-- Start Information shown --

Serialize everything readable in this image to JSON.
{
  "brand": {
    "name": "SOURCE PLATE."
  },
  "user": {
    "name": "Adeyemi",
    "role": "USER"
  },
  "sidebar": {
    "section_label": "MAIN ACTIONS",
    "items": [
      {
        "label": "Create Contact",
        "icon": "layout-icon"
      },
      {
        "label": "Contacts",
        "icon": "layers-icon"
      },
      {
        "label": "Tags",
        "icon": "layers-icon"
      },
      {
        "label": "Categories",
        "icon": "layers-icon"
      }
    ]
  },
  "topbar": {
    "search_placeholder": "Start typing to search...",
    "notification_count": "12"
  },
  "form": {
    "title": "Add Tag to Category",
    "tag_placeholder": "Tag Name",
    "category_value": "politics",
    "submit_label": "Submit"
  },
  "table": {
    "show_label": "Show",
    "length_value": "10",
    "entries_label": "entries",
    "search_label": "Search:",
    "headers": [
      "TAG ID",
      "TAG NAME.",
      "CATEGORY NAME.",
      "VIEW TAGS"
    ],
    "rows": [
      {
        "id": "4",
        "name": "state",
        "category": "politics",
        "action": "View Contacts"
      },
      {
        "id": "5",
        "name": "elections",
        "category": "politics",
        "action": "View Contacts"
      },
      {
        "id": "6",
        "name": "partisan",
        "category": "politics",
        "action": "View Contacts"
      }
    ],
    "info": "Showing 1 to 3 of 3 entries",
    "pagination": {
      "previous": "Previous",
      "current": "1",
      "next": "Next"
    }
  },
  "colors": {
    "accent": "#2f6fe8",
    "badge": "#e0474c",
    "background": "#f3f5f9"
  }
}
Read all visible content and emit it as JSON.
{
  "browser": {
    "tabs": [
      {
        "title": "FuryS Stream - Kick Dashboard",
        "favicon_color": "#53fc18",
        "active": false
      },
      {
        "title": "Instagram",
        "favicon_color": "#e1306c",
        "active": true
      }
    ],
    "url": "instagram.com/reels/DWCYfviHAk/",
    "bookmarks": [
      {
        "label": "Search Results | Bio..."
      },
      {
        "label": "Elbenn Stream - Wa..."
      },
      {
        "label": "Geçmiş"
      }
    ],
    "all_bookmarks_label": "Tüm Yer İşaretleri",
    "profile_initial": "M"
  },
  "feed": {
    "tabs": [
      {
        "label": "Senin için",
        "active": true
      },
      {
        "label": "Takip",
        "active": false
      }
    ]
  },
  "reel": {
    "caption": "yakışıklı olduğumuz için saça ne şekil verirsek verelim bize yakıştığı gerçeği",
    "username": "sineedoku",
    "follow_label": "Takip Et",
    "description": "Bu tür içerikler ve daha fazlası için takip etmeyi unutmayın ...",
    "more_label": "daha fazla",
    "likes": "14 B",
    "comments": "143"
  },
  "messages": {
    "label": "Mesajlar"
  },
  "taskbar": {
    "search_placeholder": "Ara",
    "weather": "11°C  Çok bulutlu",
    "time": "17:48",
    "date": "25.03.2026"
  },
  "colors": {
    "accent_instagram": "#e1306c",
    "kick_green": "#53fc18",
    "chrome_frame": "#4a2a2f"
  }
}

-- End Information shown --

**Exercise requirements:**
Gather each line of the listing that holds the string "JSON".

**Answer for the task:**
Serialize everything readable in this image to JSON.
Read all visible content and emit it as JSON.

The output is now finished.